● **Data entries**
★ ★ ★ ★ ★
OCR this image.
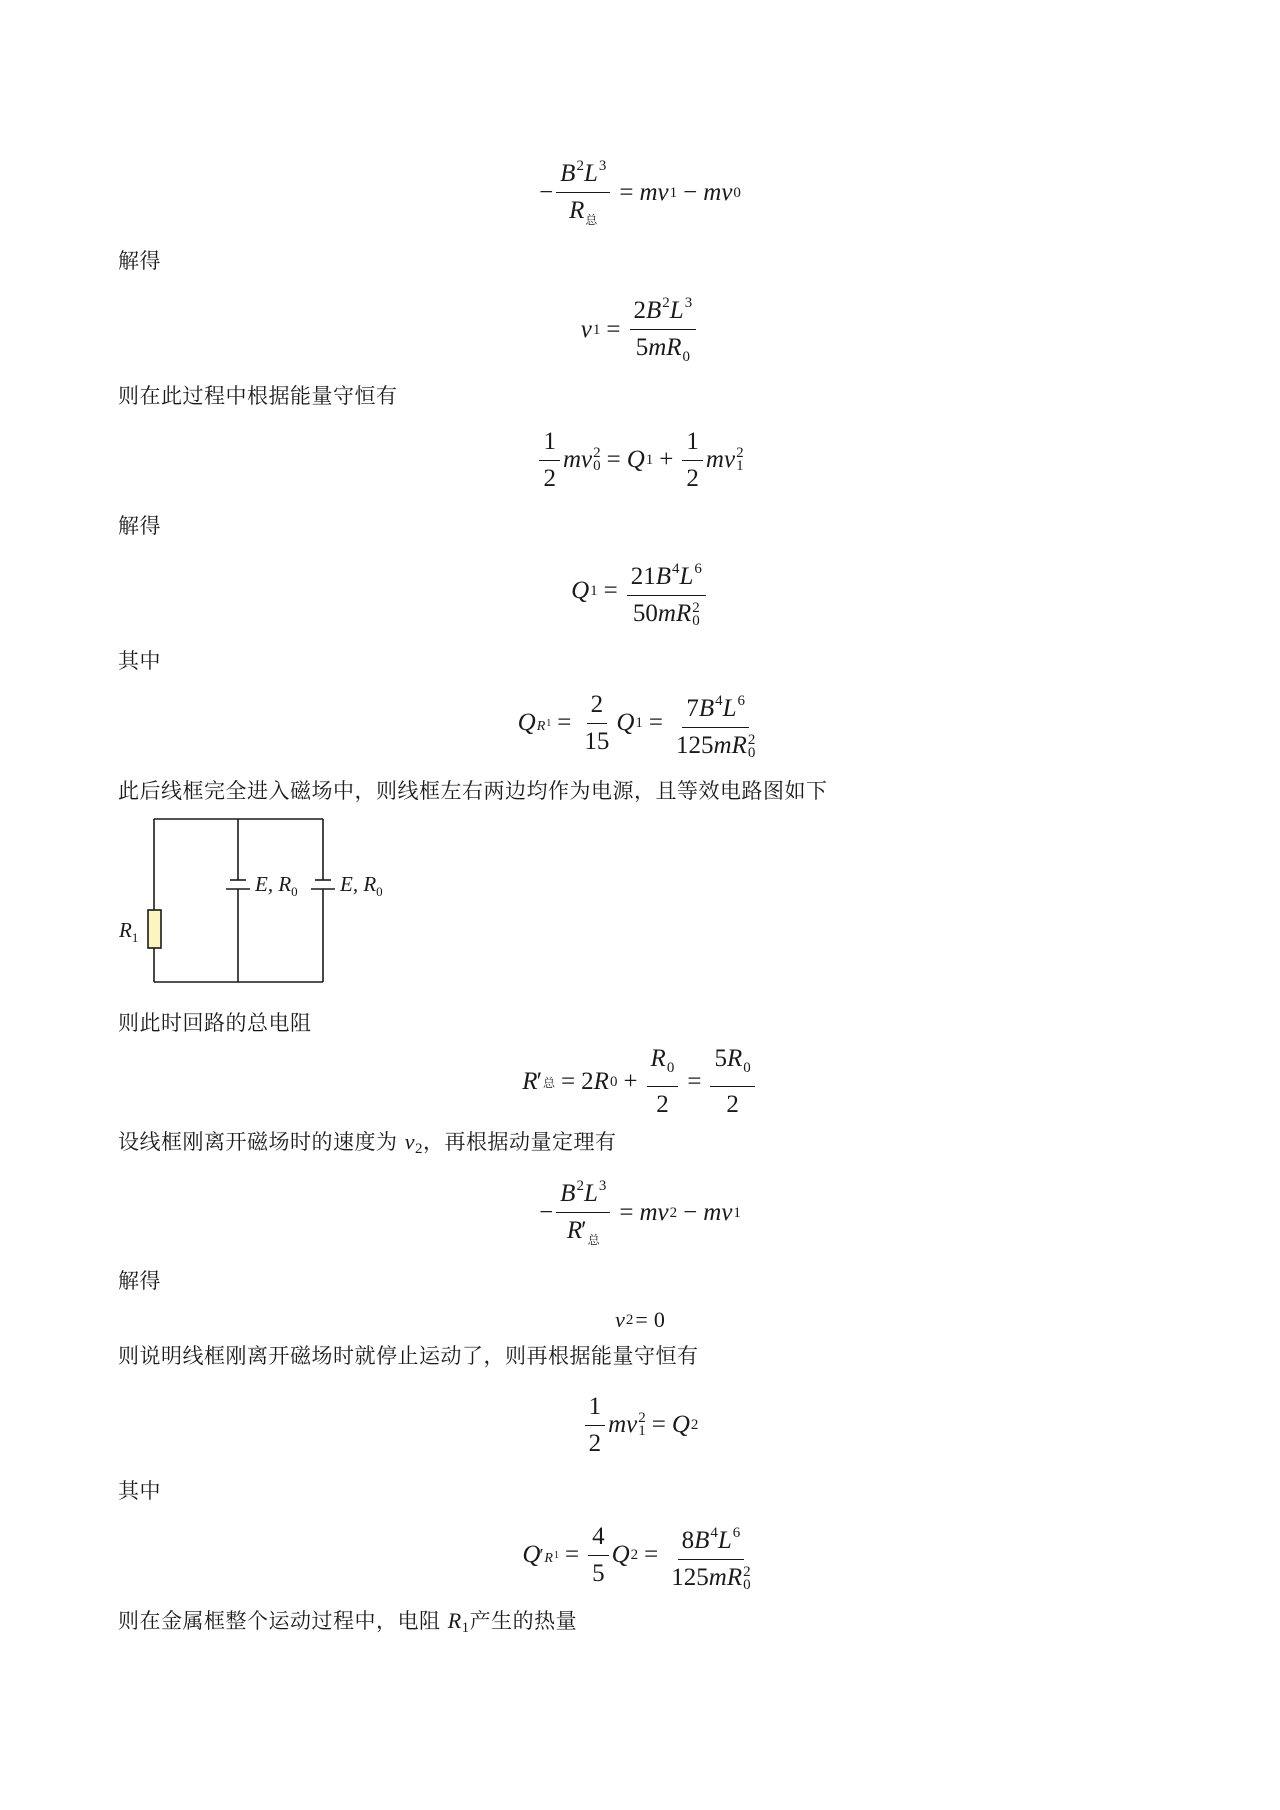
− $\frac{B^2L^3}{R_总} = m$ v 1 − m v 0
解得
v $1 = \frac{2B^2L^3}{5mR_0}$
则在此过程中根据能量守恒有
$\frac{1}{2}$ m v 2
0 = Q $1 + \frac{1}{2}$ m v 2
1
解得
Q $1 = 21B^4L^6$
50mR 2
0
其中
Q $R_1 = \frac{2}{15}$ Q $1 = 7B^4L^6$
125mR 2
0
此后线框完全进入磁场中，则线框左右两边均作为电源，且等效电路图如下
$R_1$
E, $R_0$ E, $R_0$
则此时回路的总电阻
R ′ 总 = 2 R $0 + \frac{R_0}{2} = \frac{5R_0}{2}$
设线框刚离开磁场时的速度为 $v_2$，再根据动量定理有
− $\frac{B^2L^3}{R'_总} = m$ v 2 − m v 1
解得
v 2 = 0
则说明线框刚离开磁场时就停止运动了，则再根据能量守恒有
$\frac{1}{2}$ m v 2
1 = Q 2
其中
Q ′ $R_1 = \frac{4}{5}$ Q $2 = 8B^4L^6$
125mR 2
0
则在金属框整个运动过程中，电阻 $R_1$产生的热量
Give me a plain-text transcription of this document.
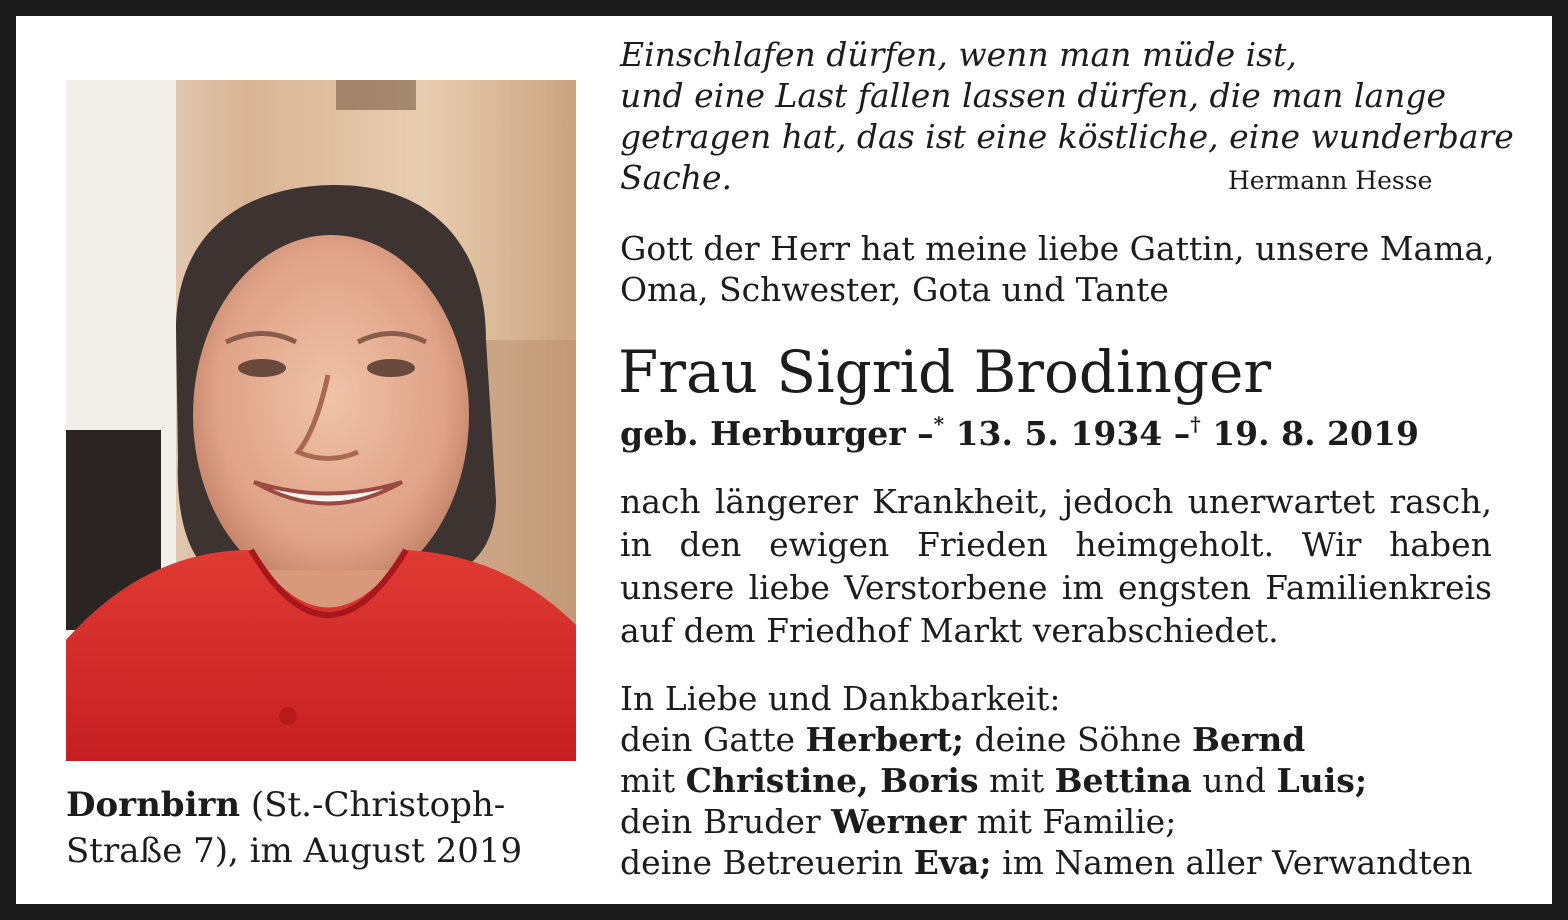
Dornbirn (St.-Christoph-
Straße 7), im August 2019
Einschlafen dürfen, wenn man müde ist,
und eine Last fallen lassen dürfen, die man lange
getragen hat, das ist eine köstliche, eine wunderbare
Sache.	Hermann Hesse
Gott der Herr hat meine liebe Gattin, unsere Mama,
Oma, Schwester, Gota und Tante
Frau Sigrid Brodinger
geb. Herburger –* 13. 5. 1934 –† 19. 8. 2019
nach längerer Krankheit, jedoch unerwartet rasch,
in den ewigen Frieden heimgeholt. Wir haben
unsere liebe Verstorbene im engsten Familienkreis
auf dem Friedhof Markt verabschiedet.
In Liebe und Dankbarkeit:
dein Gatte Herbert; deine Söhne Bernd
mit Christine, Boris mit Bettina und Luis;
dein Bruder Werner mit Familie;
deine Betreuerin Eva; im Namen aller Verwandten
★ ★ ★ ★ ★
● **What you should do**
Print the complete listing exactly as it stands, without its pictures.

● **Result of this task**
OCR this image.
− $\frac{B^2L^3}{R_总} = m$ v 1 − m v 0
解得
v $1 = \frac{2B^2L^3}{5mR_0}$
则在此过程中根据能量守恒有
$\frac{1}{2}$ m v 2
0 = Q $1 + \frac{1}{2}$ m v 2
1
解得
Q $1 = 21B^4L^6$
50mR 2
0
其中
Q $R_1 = \frac{2}{15}$ Q $1 = 7B^4L^6$
125mR 2
0
此后线框完全进入磁场中，则线框左右两边均作为电源，且等效电路图如下
$R_1$
E, $R_0$ E, $R_0$
则此时回路的总电阻
R ′ 总 = 2 R $0 + \frac{R_0}{2} = \frac{5R_0}{2}$
设线框刚离开磁场时的速度为 $v_2$，再根据动量定理有
− $\frac{B^2L^3}{R'_总} = m$ v 2 − m v 1
解得
v 2 = 0
则说明线框刚离开磁场时就停止运动了，则再根据能量守恒有
$\frac{1}{2}$ m v 2
1 = Q 2
其中
Q ′ $R_1 = \frac{4}{5}$ Q $2 = 8B^4L^6$
125mR 2
0
则在金属框整个运动过程中，电阻 $R_1$产生的热量
Give me a plain-text transcription of this document.
Dornbirn (St.-Christoph-
Straße 7), im August 2019
Einschlafen dürfen, wenn man müde ist,
und eine Last fallen lassen dürfen, die man lange
getragen hat, das ist eine köstliche, eine wunderbare
Sache.	Hermann Hesse
Gott der Herr hat meine liebe Gattin, unsere Mama,
Oma, Schwester, Gota und Tante
Frau Sigrid Brodinger
geb. Herburger –* 13. 5. 1934 –† 19. 8. 2019
nach längerer Krankheit, jedoch unerwartet rasch,
in den ewigen Frieden heimgeholt. Wir haben
unsere liebe Verstorbene im engsten Familienkreis
auf dem Friedhof Markt verabschiedet.
In Liebe und Dankbarkeit:
dein Gatte Herbert; deine Söhne Bernd
mit Christine, Boris mit Bettina und Luis;
dein Bruder Werner mit Familie;
deine Betreuerin Eva; im Namen aller Verwandten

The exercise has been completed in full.